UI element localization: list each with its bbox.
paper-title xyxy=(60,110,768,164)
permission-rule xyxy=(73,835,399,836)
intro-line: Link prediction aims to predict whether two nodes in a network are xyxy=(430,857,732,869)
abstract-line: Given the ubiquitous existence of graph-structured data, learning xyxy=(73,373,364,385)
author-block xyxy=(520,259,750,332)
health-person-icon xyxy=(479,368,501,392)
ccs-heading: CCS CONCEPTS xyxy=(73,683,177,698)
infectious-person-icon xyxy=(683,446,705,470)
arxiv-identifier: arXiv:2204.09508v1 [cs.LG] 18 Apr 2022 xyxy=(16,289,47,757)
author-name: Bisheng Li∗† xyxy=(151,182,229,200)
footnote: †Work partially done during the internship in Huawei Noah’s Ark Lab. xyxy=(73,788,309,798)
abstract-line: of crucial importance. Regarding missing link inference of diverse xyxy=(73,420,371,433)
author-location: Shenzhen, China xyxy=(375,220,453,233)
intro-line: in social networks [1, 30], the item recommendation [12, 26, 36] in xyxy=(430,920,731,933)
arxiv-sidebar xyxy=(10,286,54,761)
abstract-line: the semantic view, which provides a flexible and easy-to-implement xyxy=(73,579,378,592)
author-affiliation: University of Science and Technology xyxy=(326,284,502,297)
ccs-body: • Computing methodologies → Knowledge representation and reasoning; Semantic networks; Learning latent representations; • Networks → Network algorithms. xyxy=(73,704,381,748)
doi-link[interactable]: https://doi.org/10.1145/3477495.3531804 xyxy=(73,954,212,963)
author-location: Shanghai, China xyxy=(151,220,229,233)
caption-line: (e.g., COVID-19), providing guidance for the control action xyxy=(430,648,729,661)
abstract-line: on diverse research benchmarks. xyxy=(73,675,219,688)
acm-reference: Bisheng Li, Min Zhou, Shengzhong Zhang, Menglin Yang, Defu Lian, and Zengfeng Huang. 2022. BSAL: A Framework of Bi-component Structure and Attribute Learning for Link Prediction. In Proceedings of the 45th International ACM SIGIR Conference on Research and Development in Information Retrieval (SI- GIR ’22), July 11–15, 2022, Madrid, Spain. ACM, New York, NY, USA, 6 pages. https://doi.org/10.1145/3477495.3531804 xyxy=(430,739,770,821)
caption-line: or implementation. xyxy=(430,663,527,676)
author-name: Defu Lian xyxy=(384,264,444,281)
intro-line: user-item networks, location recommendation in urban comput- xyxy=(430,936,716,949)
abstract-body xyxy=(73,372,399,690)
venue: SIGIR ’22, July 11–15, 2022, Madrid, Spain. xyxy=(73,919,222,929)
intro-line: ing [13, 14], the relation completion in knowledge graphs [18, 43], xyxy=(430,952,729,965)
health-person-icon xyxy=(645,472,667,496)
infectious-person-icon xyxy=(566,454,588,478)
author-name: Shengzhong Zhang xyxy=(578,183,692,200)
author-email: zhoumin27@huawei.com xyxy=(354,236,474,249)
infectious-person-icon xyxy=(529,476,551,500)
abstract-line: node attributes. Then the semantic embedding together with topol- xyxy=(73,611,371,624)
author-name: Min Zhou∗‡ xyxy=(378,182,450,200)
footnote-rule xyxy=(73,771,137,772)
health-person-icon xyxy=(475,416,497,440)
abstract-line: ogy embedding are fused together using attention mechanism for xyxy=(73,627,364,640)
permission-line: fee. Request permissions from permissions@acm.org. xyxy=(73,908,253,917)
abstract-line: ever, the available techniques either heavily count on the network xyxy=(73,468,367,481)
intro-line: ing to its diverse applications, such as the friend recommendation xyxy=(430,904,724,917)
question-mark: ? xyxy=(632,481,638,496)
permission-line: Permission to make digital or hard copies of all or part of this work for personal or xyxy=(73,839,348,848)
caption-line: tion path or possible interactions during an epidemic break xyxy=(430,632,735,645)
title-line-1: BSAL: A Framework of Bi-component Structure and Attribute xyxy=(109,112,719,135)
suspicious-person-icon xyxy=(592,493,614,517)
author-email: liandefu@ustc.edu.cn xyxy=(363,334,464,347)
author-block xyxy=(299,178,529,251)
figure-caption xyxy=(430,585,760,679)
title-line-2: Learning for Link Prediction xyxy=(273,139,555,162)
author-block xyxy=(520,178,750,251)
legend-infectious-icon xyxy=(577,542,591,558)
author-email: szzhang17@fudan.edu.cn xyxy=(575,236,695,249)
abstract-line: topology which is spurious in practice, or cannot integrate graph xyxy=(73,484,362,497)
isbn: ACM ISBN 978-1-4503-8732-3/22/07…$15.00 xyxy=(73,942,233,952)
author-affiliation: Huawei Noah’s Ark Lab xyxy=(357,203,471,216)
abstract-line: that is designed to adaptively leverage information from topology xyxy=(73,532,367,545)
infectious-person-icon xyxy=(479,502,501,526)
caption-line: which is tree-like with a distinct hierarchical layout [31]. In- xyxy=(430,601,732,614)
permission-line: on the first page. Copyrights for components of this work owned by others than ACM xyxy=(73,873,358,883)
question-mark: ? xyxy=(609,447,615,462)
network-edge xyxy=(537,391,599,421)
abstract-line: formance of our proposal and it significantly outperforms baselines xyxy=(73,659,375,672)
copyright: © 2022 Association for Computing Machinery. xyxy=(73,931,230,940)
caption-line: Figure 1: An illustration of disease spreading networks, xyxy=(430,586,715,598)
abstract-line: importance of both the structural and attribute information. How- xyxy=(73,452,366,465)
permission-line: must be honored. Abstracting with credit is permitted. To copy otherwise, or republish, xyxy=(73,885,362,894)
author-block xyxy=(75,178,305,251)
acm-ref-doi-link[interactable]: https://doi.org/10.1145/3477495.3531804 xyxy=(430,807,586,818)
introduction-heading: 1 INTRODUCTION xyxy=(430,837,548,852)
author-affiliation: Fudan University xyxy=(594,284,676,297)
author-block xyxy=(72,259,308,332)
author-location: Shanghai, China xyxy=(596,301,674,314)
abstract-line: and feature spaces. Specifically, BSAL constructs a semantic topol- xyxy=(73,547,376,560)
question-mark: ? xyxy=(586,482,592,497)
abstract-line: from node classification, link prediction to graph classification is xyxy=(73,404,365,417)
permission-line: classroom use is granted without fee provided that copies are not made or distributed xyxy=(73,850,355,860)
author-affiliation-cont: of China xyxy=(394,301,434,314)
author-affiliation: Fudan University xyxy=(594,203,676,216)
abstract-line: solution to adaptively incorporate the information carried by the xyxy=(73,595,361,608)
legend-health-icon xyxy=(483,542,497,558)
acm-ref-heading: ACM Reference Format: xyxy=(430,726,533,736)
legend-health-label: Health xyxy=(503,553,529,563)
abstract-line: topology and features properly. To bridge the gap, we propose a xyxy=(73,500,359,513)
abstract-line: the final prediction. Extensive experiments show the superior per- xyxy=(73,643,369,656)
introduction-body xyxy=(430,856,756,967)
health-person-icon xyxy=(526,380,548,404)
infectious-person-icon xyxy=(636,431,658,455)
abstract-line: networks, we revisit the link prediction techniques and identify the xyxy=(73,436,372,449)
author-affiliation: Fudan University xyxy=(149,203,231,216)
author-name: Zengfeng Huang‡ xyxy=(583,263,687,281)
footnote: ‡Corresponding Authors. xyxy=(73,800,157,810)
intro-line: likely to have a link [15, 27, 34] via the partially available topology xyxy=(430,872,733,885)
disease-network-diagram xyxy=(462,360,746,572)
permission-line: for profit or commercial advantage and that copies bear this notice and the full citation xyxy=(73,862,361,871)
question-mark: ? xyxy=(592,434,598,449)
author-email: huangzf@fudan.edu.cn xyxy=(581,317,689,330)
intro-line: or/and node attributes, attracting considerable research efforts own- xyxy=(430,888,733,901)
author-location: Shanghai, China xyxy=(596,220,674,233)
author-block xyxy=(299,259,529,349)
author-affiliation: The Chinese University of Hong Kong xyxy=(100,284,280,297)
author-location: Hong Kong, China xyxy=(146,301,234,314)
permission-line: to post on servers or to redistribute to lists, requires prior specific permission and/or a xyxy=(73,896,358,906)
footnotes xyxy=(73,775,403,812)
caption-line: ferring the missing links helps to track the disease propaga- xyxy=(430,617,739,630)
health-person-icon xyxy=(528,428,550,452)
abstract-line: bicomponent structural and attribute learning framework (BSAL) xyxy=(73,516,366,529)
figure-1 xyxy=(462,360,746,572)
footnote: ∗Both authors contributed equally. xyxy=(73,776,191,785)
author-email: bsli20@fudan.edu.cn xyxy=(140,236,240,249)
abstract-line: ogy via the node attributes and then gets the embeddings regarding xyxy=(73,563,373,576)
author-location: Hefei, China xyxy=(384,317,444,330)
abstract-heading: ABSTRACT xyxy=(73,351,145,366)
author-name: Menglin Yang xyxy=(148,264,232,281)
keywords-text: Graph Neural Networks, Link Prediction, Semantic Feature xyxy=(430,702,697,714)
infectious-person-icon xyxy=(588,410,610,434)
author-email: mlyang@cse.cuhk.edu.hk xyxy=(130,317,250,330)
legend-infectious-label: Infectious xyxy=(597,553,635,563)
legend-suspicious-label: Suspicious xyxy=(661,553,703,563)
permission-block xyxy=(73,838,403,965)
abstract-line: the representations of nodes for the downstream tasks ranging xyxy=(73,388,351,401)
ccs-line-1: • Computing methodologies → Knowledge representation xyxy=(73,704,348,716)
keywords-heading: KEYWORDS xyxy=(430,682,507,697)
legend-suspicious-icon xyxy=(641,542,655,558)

• _What you need to do_: Copy the listing above word for word, from its first line through the line containing "ccs-heading: CCS CONCEPTS".

• _Solution_:
UI element localization: list each with its bbox.
paper-title xyxy=(60,110,768,164)
permission-rule xyxy=(73,835,399,836)
intro-line: Link prediction aims to predict whether two nodes in a network are xyxy=(430,857,732,869)
abstract-line: Given the ubiquitous existence of graph-structured data, learning xyxy=(73,373,364,385)
author-block xyxy=(520,259,750,332)
health-person-icon xyxy=(479,368,501,392)
ccs-heading: CCS CONCEPTS xyxy=(73,683,177,698)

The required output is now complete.